-- Task to carry out --
State how many lines of the records contain the string "School", and give no other information.

-- Material for this task --
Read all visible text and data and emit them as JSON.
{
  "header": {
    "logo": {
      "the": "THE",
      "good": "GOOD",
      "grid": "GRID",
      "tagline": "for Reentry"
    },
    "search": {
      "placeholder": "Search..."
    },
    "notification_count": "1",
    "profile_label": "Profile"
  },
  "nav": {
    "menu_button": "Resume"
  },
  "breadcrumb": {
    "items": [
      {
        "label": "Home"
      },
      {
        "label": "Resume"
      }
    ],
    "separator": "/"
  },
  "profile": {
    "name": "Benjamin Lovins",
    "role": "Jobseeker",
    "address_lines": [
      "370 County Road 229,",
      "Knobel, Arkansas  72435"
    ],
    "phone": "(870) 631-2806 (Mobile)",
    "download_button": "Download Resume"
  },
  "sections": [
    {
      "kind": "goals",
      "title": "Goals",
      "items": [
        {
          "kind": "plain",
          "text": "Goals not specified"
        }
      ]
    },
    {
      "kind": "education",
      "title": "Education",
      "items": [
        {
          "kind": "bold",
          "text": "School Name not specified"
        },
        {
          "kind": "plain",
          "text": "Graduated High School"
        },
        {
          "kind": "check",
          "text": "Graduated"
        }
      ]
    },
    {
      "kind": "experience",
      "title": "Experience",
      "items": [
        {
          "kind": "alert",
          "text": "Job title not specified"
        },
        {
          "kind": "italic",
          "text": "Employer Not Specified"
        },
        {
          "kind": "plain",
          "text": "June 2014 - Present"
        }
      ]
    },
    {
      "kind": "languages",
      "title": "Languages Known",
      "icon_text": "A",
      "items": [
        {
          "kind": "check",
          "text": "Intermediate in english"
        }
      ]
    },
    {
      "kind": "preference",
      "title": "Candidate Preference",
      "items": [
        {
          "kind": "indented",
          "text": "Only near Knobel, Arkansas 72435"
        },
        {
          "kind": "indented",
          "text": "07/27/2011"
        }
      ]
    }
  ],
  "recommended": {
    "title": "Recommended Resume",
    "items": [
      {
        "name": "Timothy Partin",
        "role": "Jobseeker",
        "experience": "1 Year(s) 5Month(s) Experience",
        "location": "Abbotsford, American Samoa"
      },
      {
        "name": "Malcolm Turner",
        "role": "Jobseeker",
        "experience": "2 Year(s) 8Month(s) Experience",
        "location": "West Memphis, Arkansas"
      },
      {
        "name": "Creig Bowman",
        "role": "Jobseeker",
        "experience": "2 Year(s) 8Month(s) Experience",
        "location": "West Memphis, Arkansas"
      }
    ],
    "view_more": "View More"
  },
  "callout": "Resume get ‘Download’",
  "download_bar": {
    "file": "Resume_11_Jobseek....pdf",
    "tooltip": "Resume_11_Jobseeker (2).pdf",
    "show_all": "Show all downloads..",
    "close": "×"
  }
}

-- The solution --
2